What needs to be done
Give only the number of lines in the records below that contain the word "ffffff".

______

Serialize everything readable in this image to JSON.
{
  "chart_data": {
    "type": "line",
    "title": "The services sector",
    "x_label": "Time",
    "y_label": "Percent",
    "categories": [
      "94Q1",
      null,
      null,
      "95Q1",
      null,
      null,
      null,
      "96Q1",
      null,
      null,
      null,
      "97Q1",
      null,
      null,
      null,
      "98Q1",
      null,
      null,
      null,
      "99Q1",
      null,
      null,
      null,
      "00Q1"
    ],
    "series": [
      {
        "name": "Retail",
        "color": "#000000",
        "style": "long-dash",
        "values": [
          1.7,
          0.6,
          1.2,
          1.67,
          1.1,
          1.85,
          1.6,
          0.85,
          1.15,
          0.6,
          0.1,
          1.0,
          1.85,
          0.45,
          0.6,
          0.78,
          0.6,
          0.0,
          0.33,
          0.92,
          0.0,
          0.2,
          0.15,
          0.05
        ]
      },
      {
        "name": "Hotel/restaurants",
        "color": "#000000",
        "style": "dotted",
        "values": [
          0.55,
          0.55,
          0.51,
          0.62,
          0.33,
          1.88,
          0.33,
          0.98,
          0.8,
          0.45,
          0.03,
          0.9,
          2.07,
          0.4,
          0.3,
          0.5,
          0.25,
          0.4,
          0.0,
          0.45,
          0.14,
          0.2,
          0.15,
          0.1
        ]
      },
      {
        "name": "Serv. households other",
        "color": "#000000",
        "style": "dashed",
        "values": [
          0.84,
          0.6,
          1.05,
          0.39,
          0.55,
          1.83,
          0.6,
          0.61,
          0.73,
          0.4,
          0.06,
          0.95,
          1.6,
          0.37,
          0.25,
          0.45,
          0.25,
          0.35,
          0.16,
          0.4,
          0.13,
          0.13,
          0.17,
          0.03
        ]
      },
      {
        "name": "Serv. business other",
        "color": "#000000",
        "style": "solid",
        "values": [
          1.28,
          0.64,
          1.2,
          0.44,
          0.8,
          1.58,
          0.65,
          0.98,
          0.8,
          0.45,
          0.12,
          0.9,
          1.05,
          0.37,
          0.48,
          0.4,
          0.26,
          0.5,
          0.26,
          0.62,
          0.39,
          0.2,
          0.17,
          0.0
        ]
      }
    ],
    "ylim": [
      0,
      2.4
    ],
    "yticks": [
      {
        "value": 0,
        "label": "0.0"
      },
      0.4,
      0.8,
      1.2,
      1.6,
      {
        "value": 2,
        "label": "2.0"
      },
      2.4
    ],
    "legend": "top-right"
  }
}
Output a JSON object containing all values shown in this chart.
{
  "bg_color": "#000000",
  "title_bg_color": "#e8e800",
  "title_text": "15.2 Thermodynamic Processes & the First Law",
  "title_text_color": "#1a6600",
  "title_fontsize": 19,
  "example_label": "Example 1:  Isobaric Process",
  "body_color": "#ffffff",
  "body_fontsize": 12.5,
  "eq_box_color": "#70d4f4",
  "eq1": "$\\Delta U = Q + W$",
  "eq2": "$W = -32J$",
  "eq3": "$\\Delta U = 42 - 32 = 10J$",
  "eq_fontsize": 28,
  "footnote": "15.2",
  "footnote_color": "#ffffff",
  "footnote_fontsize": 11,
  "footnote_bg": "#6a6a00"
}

______

Task output
2